- **GOAL**
Reproduce every line of the data below without changing anything.

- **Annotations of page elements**
-- BEGIN --
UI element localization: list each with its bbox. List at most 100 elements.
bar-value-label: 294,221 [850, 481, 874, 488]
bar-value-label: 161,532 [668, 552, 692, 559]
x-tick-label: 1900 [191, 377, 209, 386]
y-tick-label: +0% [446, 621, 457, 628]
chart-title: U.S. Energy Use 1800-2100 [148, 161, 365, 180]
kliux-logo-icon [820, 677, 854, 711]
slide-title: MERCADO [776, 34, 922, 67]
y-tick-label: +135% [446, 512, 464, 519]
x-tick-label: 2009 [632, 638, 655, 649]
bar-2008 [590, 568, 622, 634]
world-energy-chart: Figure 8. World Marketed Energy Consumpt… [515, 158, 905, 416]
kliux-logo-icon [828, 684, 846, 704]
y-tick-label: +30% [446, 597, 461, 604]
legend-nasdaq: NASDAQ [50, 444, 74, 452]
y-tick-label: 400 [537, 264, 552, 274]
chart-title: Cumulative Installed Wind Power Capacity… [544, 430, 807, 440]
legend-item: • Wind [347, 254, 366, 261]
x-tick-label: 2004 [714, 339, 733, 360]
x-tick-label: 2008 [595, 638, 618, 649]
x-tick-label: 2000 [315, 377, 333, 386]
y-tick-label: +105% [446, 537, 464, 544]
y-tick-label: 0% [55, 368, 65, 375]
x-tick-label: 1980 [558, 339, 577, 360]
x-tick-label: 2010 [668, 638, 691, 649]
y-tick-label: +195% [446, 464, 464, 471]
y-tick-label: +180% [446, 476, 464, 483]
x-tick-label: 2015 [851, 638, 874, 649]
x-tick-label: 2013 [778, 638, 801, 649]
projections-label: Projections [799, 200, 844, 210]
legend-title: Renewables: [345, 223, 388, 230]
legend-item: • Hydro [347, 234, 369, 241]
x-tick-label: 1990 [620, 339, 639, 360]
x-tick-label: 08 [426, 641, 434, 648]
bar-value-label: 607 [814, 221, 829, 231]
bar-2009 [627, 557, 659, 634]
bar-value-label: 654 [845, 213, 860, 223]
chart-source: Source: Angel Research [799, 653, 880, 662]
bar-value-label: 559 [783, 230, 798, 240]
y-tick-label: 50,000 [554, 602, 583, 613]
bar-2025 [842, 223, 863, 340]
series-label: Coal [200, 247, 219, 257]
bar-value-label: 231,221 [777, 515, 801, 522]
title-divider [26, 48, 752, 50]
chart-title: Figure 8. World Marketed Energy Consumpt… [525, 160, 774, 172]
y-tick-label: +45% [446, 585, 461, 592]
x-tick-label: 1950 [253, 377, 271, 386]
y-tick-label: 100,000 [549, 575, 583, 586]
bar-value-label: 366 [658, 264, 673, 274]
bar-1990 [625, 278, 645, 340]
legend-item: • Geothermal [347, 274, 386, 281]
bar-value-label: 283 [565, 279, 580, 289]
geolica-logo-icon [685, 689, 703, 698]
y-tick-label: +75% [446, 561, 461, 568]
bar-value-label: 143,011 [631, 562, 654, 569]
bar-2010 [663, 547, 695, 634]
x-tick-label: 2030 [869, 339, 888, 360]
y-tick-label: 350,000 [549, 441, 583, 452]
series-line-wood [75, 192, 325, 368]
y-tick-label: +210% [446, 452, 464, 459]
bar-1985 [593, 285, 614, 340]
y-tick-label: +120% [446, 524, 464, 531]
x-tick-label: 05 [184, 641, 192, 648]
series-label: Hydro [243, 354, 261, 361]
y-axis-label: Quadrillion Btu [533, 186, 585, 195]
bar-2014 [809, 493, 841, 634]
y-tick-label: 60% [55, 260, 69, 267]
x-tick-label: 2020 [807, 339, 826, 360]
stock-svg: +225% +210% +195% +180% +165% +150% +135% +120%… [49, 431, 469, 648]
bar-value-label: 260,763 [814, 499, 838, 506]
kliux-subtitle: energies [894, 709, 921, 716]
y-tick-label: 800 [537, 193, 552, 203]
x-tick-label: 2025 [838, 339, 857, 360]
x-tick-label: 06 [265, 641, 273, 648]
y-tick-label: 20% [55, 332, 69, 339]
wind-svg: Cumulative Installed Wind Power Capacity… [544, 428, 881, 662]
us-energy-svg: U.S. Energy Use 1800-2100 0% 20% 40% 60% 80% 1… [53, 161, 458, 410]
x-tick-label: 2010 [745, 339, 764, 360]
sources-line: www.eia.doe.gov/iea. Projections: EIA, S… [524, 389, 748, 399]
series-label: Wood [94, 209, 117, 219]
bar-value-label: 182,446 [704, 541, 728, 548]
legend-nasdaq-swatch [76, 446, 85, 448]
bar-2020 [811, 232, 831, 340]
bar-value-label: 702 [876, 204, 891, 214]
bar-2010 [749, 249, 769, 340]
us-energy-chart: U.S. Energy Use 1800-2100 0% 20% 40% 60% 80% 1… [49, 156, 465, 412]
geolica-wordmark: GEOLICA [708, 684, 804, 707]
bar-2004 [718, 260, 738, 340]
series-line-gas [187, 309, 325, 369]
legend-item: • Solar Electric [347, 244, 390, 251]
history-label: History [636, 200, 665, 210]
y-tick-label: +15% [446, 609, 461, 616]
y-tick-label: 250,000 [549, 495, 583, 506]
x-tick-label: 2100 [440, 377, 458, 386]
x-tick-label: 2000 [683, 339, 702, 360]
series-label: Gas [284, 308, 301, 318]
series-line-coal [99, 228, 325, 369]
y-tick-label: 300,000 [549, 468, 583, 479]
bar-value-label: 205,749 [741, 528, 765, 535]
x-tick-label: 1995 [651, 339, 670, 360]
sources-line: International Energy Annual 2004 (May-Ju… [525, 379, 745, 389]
-- END --
- **EXERCISE RESULT**
UI element localization: list each with its bbox. List at most 100 elements.
bar-value-label: 294,221 [850, 481, 874, 488]
bar-value-label: 161,532 [668, 552, 692, 559]
x-tick-label: 1900 [191, 377, 209, 386]
y-tick-label: +0% [446, 621, 457, 628]
chart-title: U.S. Energy Use 1800-2100 [148, 161, 365, 180]
kliux-logo-icon [820, 677, 854, 711]
slide-title: MERCADO [776, 34, 922, 67]
y-tick-label: +135% [446, 512, 464, 519]
x-tick-label: 2009 [632, 638, 655, 649]
bar-2008 [590, 568, 622, 634]
world-energy-chart: Figure 8. World Marketed Energy Consumpt… [515, 158, 905, 416]
kliux-logo-icon [828, 684, 846, 704]
y-tick-label: +30% [446, 597, 461, 604]
legend-nasdaq: NASDAQ [50, 444, 74, 452]
y-tick-label: 400 [537, 264, 552, 274]
chart-title: Cumulative Installed Wind Power Capacity… [544, 430, 807, 440]
legend-item: • Wind [347, 254, 366, 261]
x-tick-label: 2004 [714, 339, 733, 360]
x-tick-label: 2008 [595, 638, 618, 649]
x-tick-label: 2000 [315, 377, 333, 386]
y-tick-label: +105% [446, 537, 464, 544]
y-tick-label: 0% [55, 368, 65, 375]
x-tick-label: 1980 [558, 339, 577, 360]
x-tick-label: 2010 [668, 638, 691, 649]
y-tick-label: +195% [446, 464, 464, 471]
y-tick-label: +180% [446, 476, 464, 483]
x-tick-label: 2015 [851, 638, 874, 649]
x-tick-label: 2013 [778, 638, 801, 649]
projections-label: Projections [799, 200, 844, 210]
legend-title: Renewables: [345, 223, 388, 230]
legend-item: • Hydro [347, 234, 369, 241]
x-tick-label: 1990 [620, 339, 639, 360]
x-tick-label: 08 [426, 641, 434, 648]
bar-value-label: 607 [814, 221, 829, 231]
bar-2009 [627, 557, 659, 634]
bar-value-label: 654 [845, 213, 860, 223]
chart-source: Source: Angel Research [799, 653, 880, 662]
bar-value-label: 559 [783, 230, 798, 240]
y-tick-label: 50,000 [554, 602, 583, 613]
bar-2025 [842, 223, 863, 340]
series-label: Coal [200, 247, 219, 257]
bar-value-label: 231,221 [777, 515, 801, 522]
title-divider [26, 48, 752, 50]
chart-title: Figure 8. World Marketed Energy Consumpt… [525, 160, 774, 172]
y-tick-label: +45% [446, 585, 461, 592]
x-tick-label: 1950 [253, 377, 271, 386]
y-tick-label: 100,000 [549, 575, 583, 586]
bar-value-label: 366 [658, 264, 673, 274]
bar-1990 [625, 278, 645, 340]
legend-item: • Geothermal [347, 274, 386, 281]
bar-value-label: 283 [565, 279, 580, 289]
geolica-logo-icon [685, 689, 703, 698]
y-tick-label: +75% [446, 561, 461, 568]
bar-value-label: 143,011 [631, 562, 654, 569]
bar-2010 [663, 547, 695, 634]
x-tick-label: 2030 [869, 339, 888, 360]
y-tick-label: 350,000 [549, 441, 583, 452]
series-line-wood [75, 192, 325, 368]
y-tick-label: +210% [446, 452, 464, 459]
bar-1985 [593, 285, 614, 340]
y-tick-label: +120% [446, 524, 464, 531]
x-tick-label: 05 [184, 641, 192, 648]
series-label: Hydro [243, 354, 261, 361]
y-axis-label: Quadrillion Btu [533, 186, 585, 195]
bar-2014 [809, 493, 841, 634]
y-tick-label: 60% [55, 260, 69, 267]
x-tick-label: 2020 [807, 339, 826, 360]
stock-svg: +225% +210% +195% +180% +165% +150% +135% +120%… [49, 431, 469, 648]
bar-value-label: 260,763 [814, 499, 838, 506]
kliux-subtitle: energies [894, 709, 921, 716]
y-tick-label: 800 [537, 193, 552, 203]
x-tick-label: 2025 [838, 339, 857, 360]
x-tick-label: 06 [265, 641, 273, 648]
y-tick-label: 20% [55, 332, 69, 339]
wind-svg: Cumulative Installed Wind Power Capacity… [544, 428, 881, 662]
us-energy-svg: U.S. Energy Use 1800-2100 0% 20% 40% 60% 80% 1… [53, 161, 458, 410]
x-tick-label: 2010 [745, 339, 764, 360]
sources-line: www.eia.doe.gov/iea. Projections: EIA, S… [524, 389, 748, 399]
series-label: Wood [94, 209, 117, 219]
bar-value-label: 182,446 [704, 541, 728, 548]
legend-nasdaq-swatch [76, 446, 85, 448]
bar-2020 [811, 232, 831, 340]
bar-value-label: 702 [876, 204, 891, 214]
bar-2010 [749, 249, 769, 340]
us-energy-chart: U.S. Energy Use 1800-2100 0% 20% 40% 60% 80% 1… [49, 156, 465, 412]
geolica-wordmark: GEOLICA [708, 684, 804, 707]
bar-2004 [718, 260, 738, 340]
series-line-gas [187, 309, 325, 369]
legend-item: • Solar Electric [347, 244, 390, 251]
history-label: History [636, 200, 665, 210]
y-tick-label: +15% [446, 609, 461, 616]
y-tick-label: 250,000 [549, 495, 583, 506]
x-tick-label: 2100 [440, 377, 458, 386]
x-tick-label: 2000 [683, 339, 702, 360]
series-label: Gas [284, 308, 301, 318]
series-line-coal [99, 228, 325, 369]
y-tick-label: 300,000 [549, 468, 583, 479]
bar-value-label: 205,749 [741, 528, 765, 535]
x-tick-label: 1995 [651, 339, 670, 360]
sources-line: International Energy Annual 2004 (May-Ju… [525, 379, 745, 389]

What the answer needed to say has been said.